-- Exercise --
Copy everything in the listing below word for word, apart from any images.

-- Records provided --

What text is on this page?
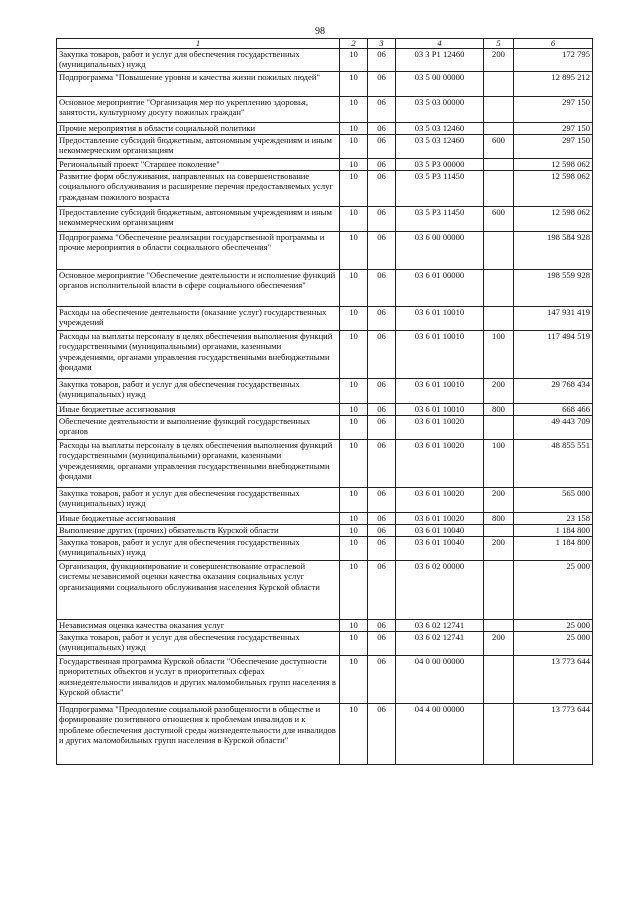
98
1	2	3	4	5	6
Закупка товаров, работ и услуг для обеспечения государственных (муниципальных) нужд	10	06	03 3 P1 12460	200	172 795
Подпрограмма "Повышение уровня и качества жизни пожилых людей"	10	06	03 5 00 00000		12 895 212
Основное мероприятие "Организация мер по укреплению здоровья, занятости, культурному досугу пожилых граждан"	10	06	03 5 03 00000		297 150
Прочие мероприятия в области социальной политики	10	06	03 5 03 12460		297 150
Предоставление субсидий бюджетным, автономным учреждениям и иным некоммерческим организациям	10	06	03 5 03 12460	600	297 150
Региональный проект "Старшее поколение"	10	06	03 5 P3 00000		12 598 062
Развитие форм обслуживания, направленных на совершенствование социального обслуживания и расширение перечня предоставляемых услуг гражданам пожилого возраста	10	06	03 5 P3 11450		12 598 062
Предоставление субсидий бюджетным, автономным учреждениям и иным некоммерческим организациям	10	06	03 5 P3 11450	600	12 598 062
Подпрограмма "Обеспечение реализации государственной программы и прочие мероприятия в области социального обеспечения"	10	06	03 6 00 00000		198 584 928
Основное мероприятие "Обеспечение деятельности и исполнение функций органов исполнительной власти в сфере социального обеспечения"	10	06	03 6 01 00000		198 559 928
Расходы на обеспечение деятельности (оказание услуг) государственных учреждений	10	06	03 6 01 10010		147 931 419
Расходы на выплаты персоналу в целях обеспечения выполнения функций государственными (муниципальными) органами, казенными учреждениями, органами управления государственными внебюджетными фондами	10	06	03 6 01 10010	100	117 494 519
Закупка товаров, работ и услуг для обеспечения государственных (муниципальных) нужд	10	06	03 6 01 10010	200	29 768 434
Иные бюджетные ассигнования	10	06	03 6 01 10010	800	668 466
Обеспечение деятельности и выполнение функций государственных органов	10	06	03 6 01 10020		49 443 709
Расходы на выплаты персоналу в целях обеспечения выполнения функций государственными (муниципальными) органами, казенными учреждениями, органами управления государственными внебюджетными фондами	10	06	03 6 01 10020	100	48 855 551
Закупка товаров, работ и услуг для обеспечения государственных (муниципальных) нужд	10	06	03 6 01 10020	200	565 000
Иные бюджетные ассигнования	10	06	03 6 01 10020	800	23 158
Выполнение других (прочих) обязательств Курской области	10	06	03 6 01 10040		1 184 800
Закупка товаров, работ и услуг для обеспечения государственных (муниципальных) нужд	10	06	03 6 01 10040	200	1 184 800
Организация, функционирование и совершенствование отраслевой системы независимой оценки качества оказания социальных услуг организациями социального обслуживания населения Курской области	10	06	03 6 02 00000		25 000
Независимая оценка качества оказания услуг	10	06	03 6 02 12741		25 000
Закупка товаров, работ и услуг для обеспечения государственных (муниципальных) нужд	10	06	03 6 02 12741	200	25 000
Государственная программа Курской области "Обеспечение доступности приоритетных объектов и услуг в приоритетных сферах жизнедеятельности инвалидов и других маломобильных групп населения в Курской области"	10	06	04 0 00 00000		13 773 644
Подпрограмма "Преодоление социальной разобщенности в обществе и формирование позитивного отношения к проблемам инвалидов и к проблеме обеспечения доступной среды жизнедеятельности для инвалидов и других маломобильных групп населения в Курской области"	10	06	04 4 00 00000		13 773 644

-- Exercise result --
What text is on this page?
98
1	2	3	4	5	6
Закупка товаров, работ и услуг для обеспечения государственных (муниципальных) нужд	10	06	03 3 P1 12460	200	172 795
Подпрограмма "Повышение уровня и качества жизни пожилых людей"	10	06	03 5 00 00000		12 895 212
Основное мероприятие "Организация мер по укреплению здоровья, занятости, культурному досугу пожилых граждан"	10	06	03 5 03 00000		297 150
Прочие мероприятия в области социальной политики	10	06	03 5 03 12460		297 150
Предоставление субсидий бюджетным, автономным учреждениям и иным некоммерческим организациям	10	06	03 5 03 12460	600	297 150
Региональный проект "Старшее поколение"	10	06	03 5 P3 00000		12 598 062
Развитие форм обслуживания, направленных на совершенствование социального обслуживания и расширение перечня предоставляемых услуг гражданам пожилого возраста	10	06	03 5 P3 11450		12 598 062
Предоставление субсидий бюджетным, автономным учреждениям и иным некоммерческим организациям	10	06	03 5 P3 11450	600	12 598 062
Подпрограмма "Обеспечение реализации государственной программы и прочие мероприятия в области социального обеспечения"	10	06	03 6 00 00000		198 584 928
Основное мероприятие "Обеспечение деятельности и исполнение функций органов исполнительной власти в сфере социального обеспечения"	10	06	03 6 01 00000		198 559 928
Расходы на обеспечение деятельности (оказание услуг) государственных учреждений	10	06	03 6 01 10010		147 931 419
Расходы на выплаты персоналу в целях обеспечения выполнения функций государственными (муниципальными) органами, казенными учреждениями, органами управления государственными внебюджетными фондами	10	06	03 6 01 10010	100	117 494 519
Закупка товаров, работ и услуг для обеспечения государственных (муниципальных) нужд	10	06	03 6 01 10010	200	29 768 434
Иные бюджетные ассигнования	10	06	03 6 01 10010	800	668 466
Обеспечение деятельности и выполнение функций государственных органов	10	06	03 6 01 10020		49 443 709
Расходы на выплаты персоналу в целях обеспечения выполнения функций государственными (муниципальными) органами, казенными учреждениями, органами управления государственными внебюджетными фондами	10	06	03 6 01 10020	100	48 855 551
Закупка товаров, работ и услуг для обеспечения государственных (муниципальных) нужд	10	06	03 6 01 10020	200	565 000
Иные бюджетные ассигнования	10	06	03 6 01 10020	800	23 158
Выполнение других (прочих) обязательств Курской области	10	06	03 6 01 10040		1 184 800
Закупка товаров, работ и услуг для обеспечения государственных (муниципальных) нужд	10	06	03 6 01 10040	200	1 184 800
Организация, функционирование и совершенствование отраслевой системы независимой оценки качества оказания социальных услуг организациями социального обслуживания населения Курской области	10	06	03 6 02 00000		25 000
Независимая оценка качества оказания услуг	10	06	03 6 02 12741		25 000
Закупка товаров, работ и услуг для обеспечения государственных (муниципальных) нужд	10	06	03 6 02 12741	200	25 000
Государственная программа Курской области "Обеспечение доступности приоритетных объектов и услуг в приоритетных сферах жизнедеятельности инвалидов и других маломобильных групп населения в Курской области"	10	06	04 0 00 00000		13 773 644
Подпрограмма "Преодоление социальной разобщенности в обществе и формирование позитивного отношения к проблемам инвалидов и к проблеме обеспечения доступной среды жизнедеятельности для инвалидов и других маломобильных групп населения в Курской области"	10	06	04 4 00 00000		13 773 644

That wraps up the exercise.